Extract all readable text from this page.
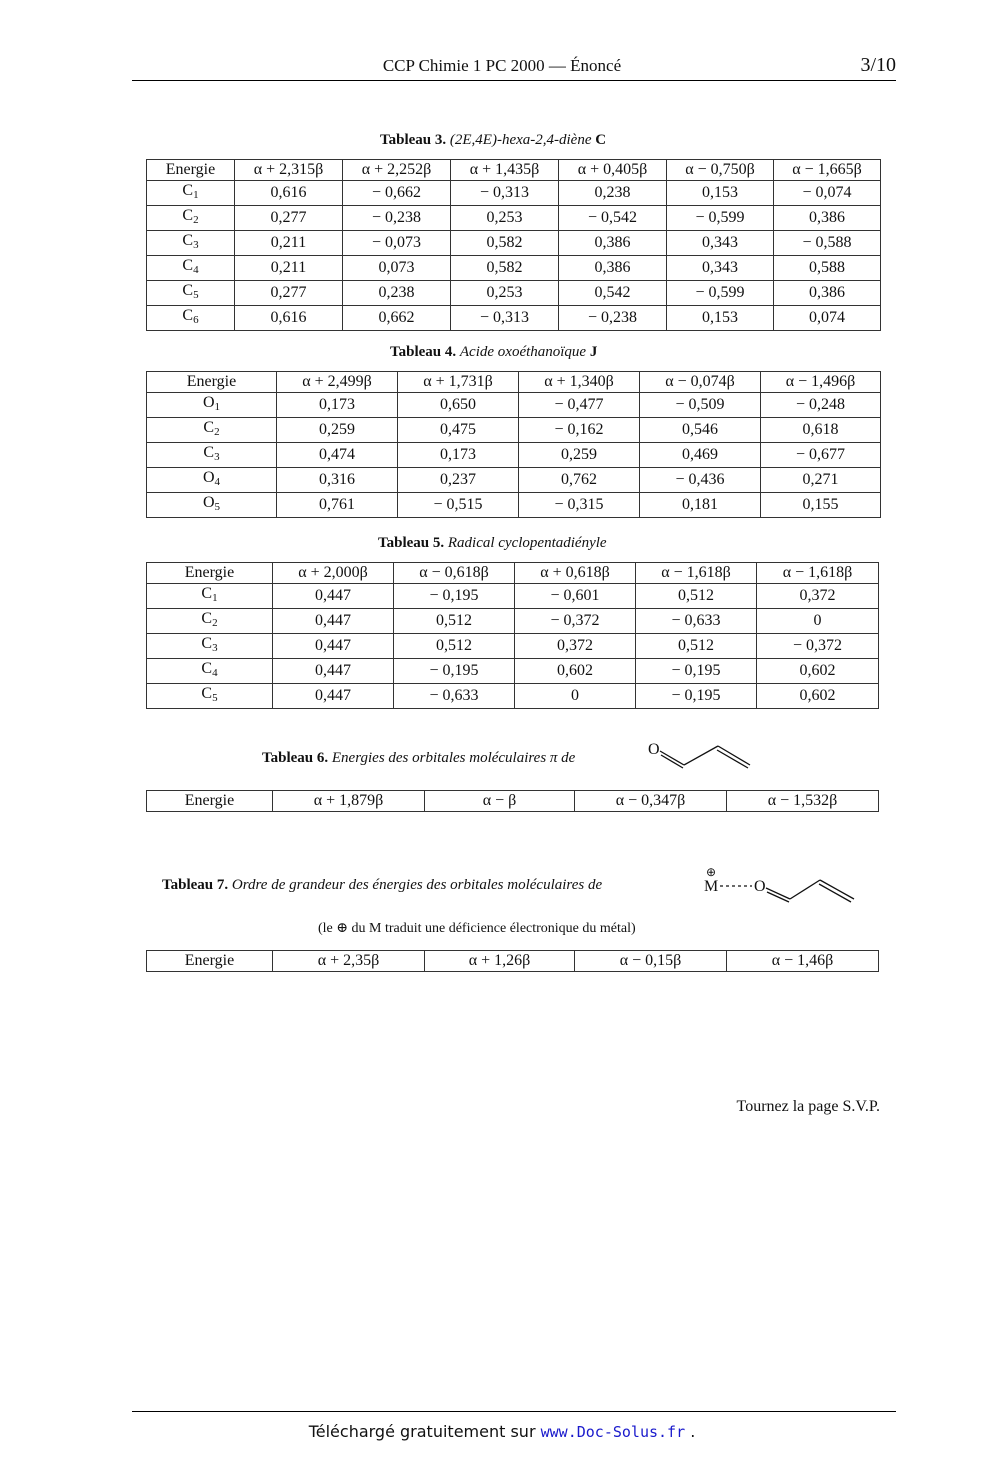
CCP Chimie 1 PC 2000 — Énoncé	3/10
Tableau 3. (2E,4E)-hexa-2,4-diène C
Energie	α + 2,315β	α + 2,252β	α + 1,435β	α + 0,405β	α − 0,750β	α − 1,665β
$C_1$	0,616	− 0,662	− 0,313	0,238	0,153	− 0,074
$C_2$	0,277	− 0,238	0,253	− 0,542	− 0,599	0,386
$C_3$	0,211	− 0,073	0,582	0,386	0,343	− 0,588
$C_4$	0,211	0,073	0,582	0,386	0,343	0,588
$C_5$	0,277	0,238	0,253	0,542	− 0,599	0,386
$C_6$	0,616	0,662	− 0,313	− 0,238	0,153	0,074
Tableau 4. Acide oxoéthanoïque J
Energie	α + 2,499β	α + 1,731β	α + 1,340β	α − 0,074β	α − 1,496β
$O_1$	0,173	0,650	− 0,477	− 0,509	− 0,248
$C_2$	0,259	0,475	− 0,162	0,546	0,618
$C_3$	0,474	0,173	0,259	0,469	− 0,677
$O_4$	0,316	0,237	0,762	− 0,436	0,271
$O_5$	0,761	− 0,515	− 0,315	0,181	0,155
Tableau 5. Radical cyclopentadiényle
Energie	α + 2,000β	α − 0,618β	α + 0,618β	α − 1,618β	α − 1,618β
$C_1$	0,447	− 0,195	− 0,601	0,512	0,372
$C_2$	0,447	0,512	− 0,372	− 0,633	0
$C_3$	0,447	0,512	0,372	0,512	− 0,372
$C_4$	0,447	− 0,195	0,602	− 0,195	0,602
$C_5$	0,447	− 0,633	0	− 0,195	0,602
Tableau 6. Energies des orbitales moléculaires π de	O
Energie	α + 1,879β	α − β	α − 0,347β	α − 1,532β
Tableau 7. Ordre de grandeur des énergies des orbitales moléculaires de
⊕
M O
(le ⊕ du M traduit une déficience électronique du métal)
Energie	α + 2,35β	α + 1,26β	α − 0,15β	α − 1,46β
Tournez la page S.V.P.
Téléchargé gratuitement sur www.Doc-Solus.fr .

────────────────────────────────────────

Instruction
Go through the listing above and write it out again exactly, dropping the pictures.

Solution
Extract all readable text from this page.
CCP Chimie 1 PC 2000 — Énoncé	3/10
Tableau 3. (2E,4E)-hexa-2,4-diène C
Energie	α + 2,315β	α + 2,252β	α + 1,435β	α + 0,405β	α − 0,750β	α − 1,665β
$C_1$	0,616	− 0,662	− 0,313	0,238	0,153	− 0,074
$C_2$	0,277	− 0,238	0,253	− 0,542	− 0,599	0,386
$C_3$	0,211	− 0,073	0,582	0,386	0,343	− 0,588
$C_4$	0,211	0,073	0,582	0,386	0,343	0,588
$C_5$	0,277	0,238	0,253	0,542	− 0,599	0,386
$C_6$	0,616	0,662	− 0,313	− 0,238	0,153	0,074
Tableau 4. Acide oxoéthanoïque J
Energie	α + 2,499β	α + 1,731β	α + 1,340β	α − 0,074β	α − 1,496β
$O_1$	0,173	0,650	− 0,477	− 0,509	− 0,248
$C_2$	0,259	0,475	− 0,162	0,546	0,618
$C_3$	0,474	0,173	0,259	0,469	− 0,677
$O_4$	0,316	0,237	0,762	− 0,436	0,271
$O_5$	0,761	− 0,515	− 0,315	0,181	0,155
Tableau 5. Radical cyclopentadiényle
Energie	α + 2,000β	α − 0,618β	α + 0,618β	α − 1,618β	α − 1,618β
$C_1$	0,447	− 0,195	− 0,601	0,512	0,372
$C_2$	0,447	0,512	− 0,372	− 0,633	0
$C_3$	0,447	0,512	0,372	0,512	− 0,372
$C_4$	0,447	− 0,195	0,602	− 0,195	0,602
$C_5$	0,447	− 0,633	0	− 0,195	0,602
Tableau 6. Energies des orbitales moléculaires π de	O
Energie	α + 1,879β	α − β	α − 0,347β	α − 1,532β
Tableau 7. Ordre de grandeur des énergies des orbitales moléculaires de
⊕
M O
(le ⊕ du M traduit une déficience électronique du métal)
Energie	α + 2,35β	α + 1,26β	α − 0,15β	α − 1,46β
Tournez la page S.V.P.
Téléchargé gratuitement sur www.Doc-Solus.fr .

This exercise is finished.